**GOAL**
Images should be left out, and everything else in the listing reproduced exactly.

-- Begin INPUT FOR THIS TASK --

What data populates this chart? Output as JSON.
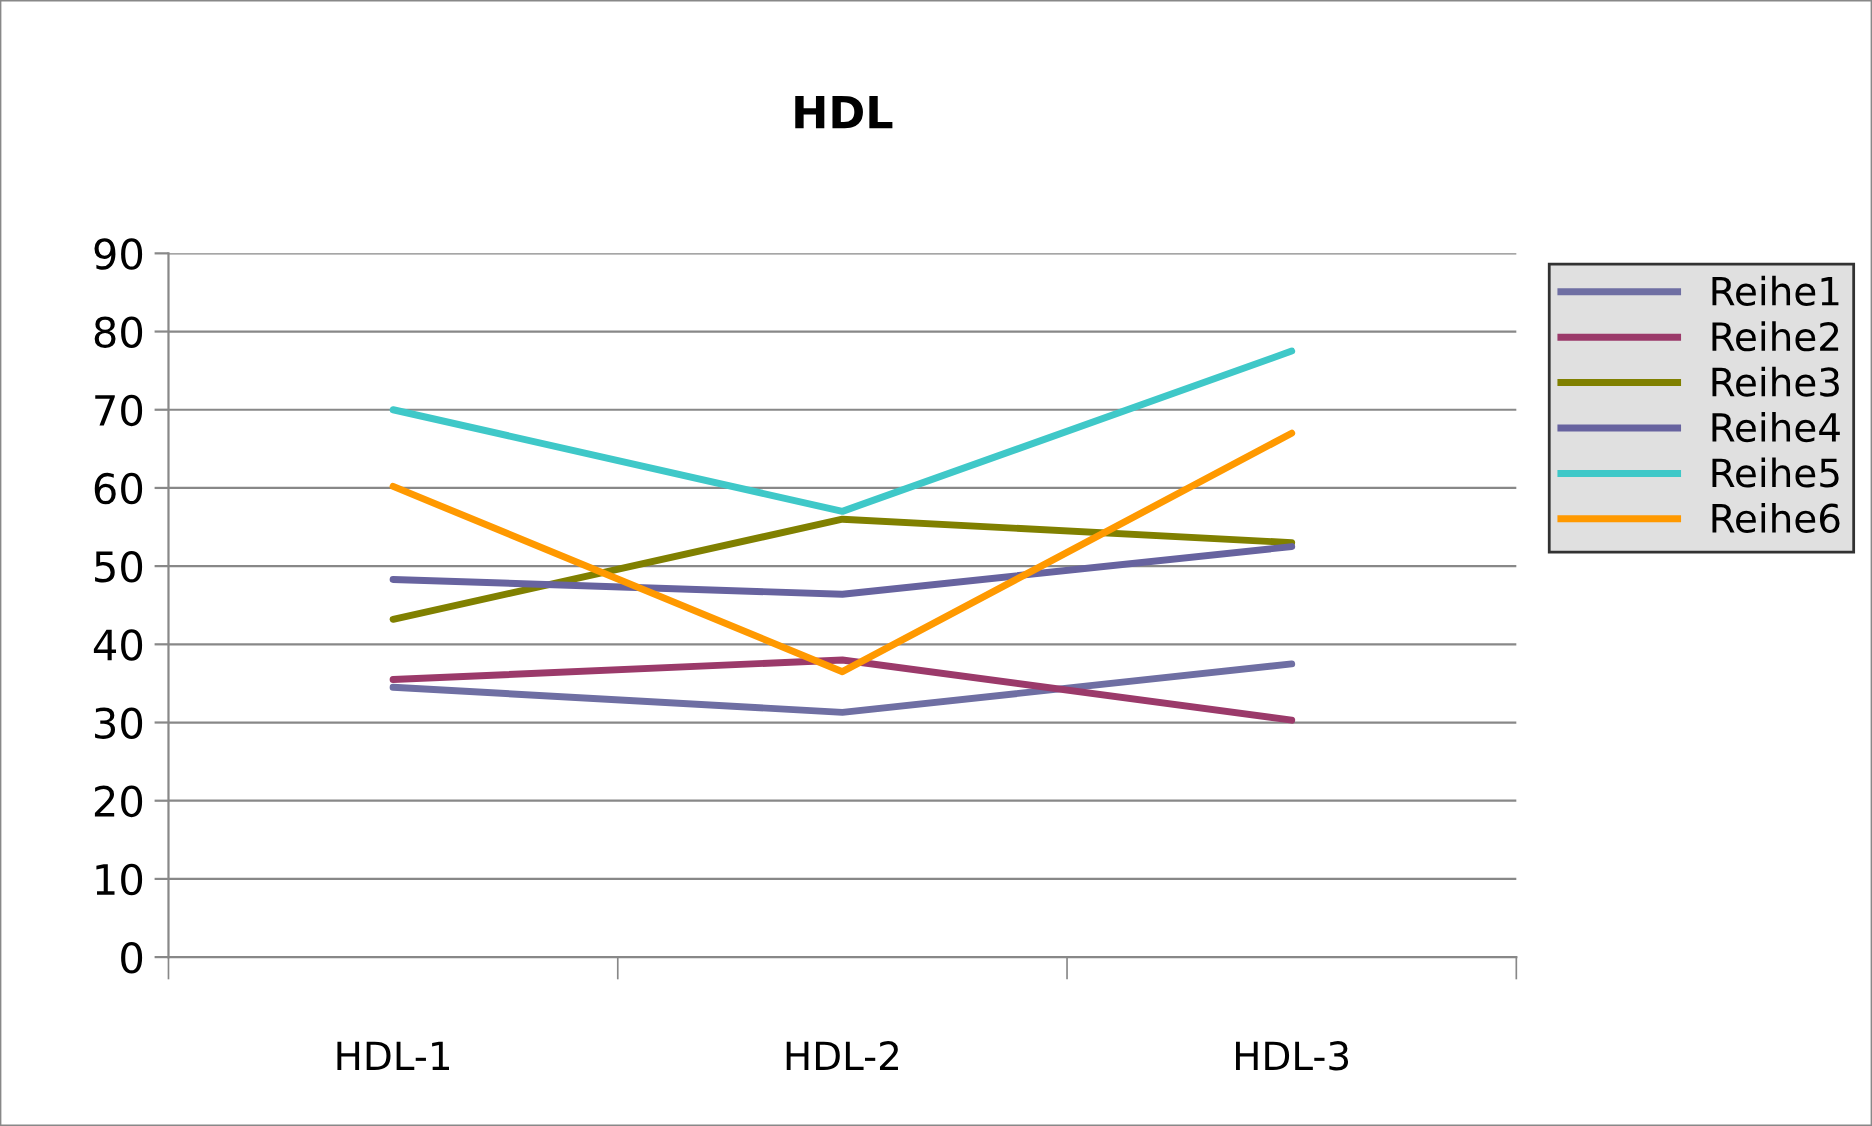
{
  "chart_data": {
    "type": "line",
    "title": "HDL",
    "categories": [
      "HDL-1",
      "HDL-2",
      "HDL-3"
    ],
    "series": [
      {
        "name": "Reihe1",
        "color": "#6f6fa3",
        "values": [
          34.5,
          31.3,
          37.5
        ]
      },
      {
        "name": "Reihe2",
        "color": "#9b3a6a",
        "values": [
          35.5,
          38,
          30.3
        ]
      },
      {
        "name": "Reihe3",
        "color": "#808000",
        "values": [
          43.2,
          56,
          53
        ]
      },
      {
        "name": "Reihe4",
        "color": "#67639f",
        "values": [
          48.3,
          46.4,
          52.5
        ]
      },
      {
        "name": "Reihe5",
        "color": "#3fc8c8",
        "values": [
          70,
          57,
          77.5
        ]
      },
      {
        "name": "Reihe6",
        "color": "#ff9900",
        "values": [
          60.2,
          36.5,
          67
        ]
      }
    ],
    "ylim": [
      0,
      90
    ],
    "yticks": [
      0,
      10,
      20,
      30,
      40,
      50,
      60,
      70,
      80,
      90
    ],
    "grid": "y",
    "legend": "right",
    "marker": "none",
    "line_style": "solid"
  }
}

-- End INPUT FOR THIS TASK --

**WRITTEN ANSWER**
What data populates this chart? Output as JSON.
{
  "chart_data": {
    "type": "line",
    "title": "HDL",
    "categories": [
      "HDL-1",
      "HDL-2",
      "HDL-3"
    ],
    "series": [
      {
        "name": "Reihe1",
        "color": "#6f6fa3",
        "values": [
          34.5,
          31.3,
          37.5
        ]
      },
      {
        "name": "Reihe2",
        "color": "#9b3a6a",
        "values": [
          35.5,
          38,
          30.3
        ]
      },
      {
        "name": "Reihe3",
        "color": "#808000",
        "values": [
          43.2,
          56,
          53
        ]
      },
      {
        "name": "Reihe4",
        "color": "#67639f",
        "values": [
          48.3,
          46.4,
          52.5
        ]
      },
      {
        "name": "Reihe5",
        "color": "#3fc8c8",
        "values": [
          70,
          57,
          77.5
        ]
      },
      {
        "name": "Reihe6",
        "color": "#ff9900",
        "values": [
          60.2,
          36.5,
          67
        ]
      }
    ],
    "ylim": [
      0,
      90
    ],
    "yticks": [
      0,
      10,
      20,
      30,
      40,
      50,
      60,
      70,
      80,
      90
    ],
    "grid": "y",
    "legend": "right",
    "marker": "none",
    "line_style": "solid"
  }
}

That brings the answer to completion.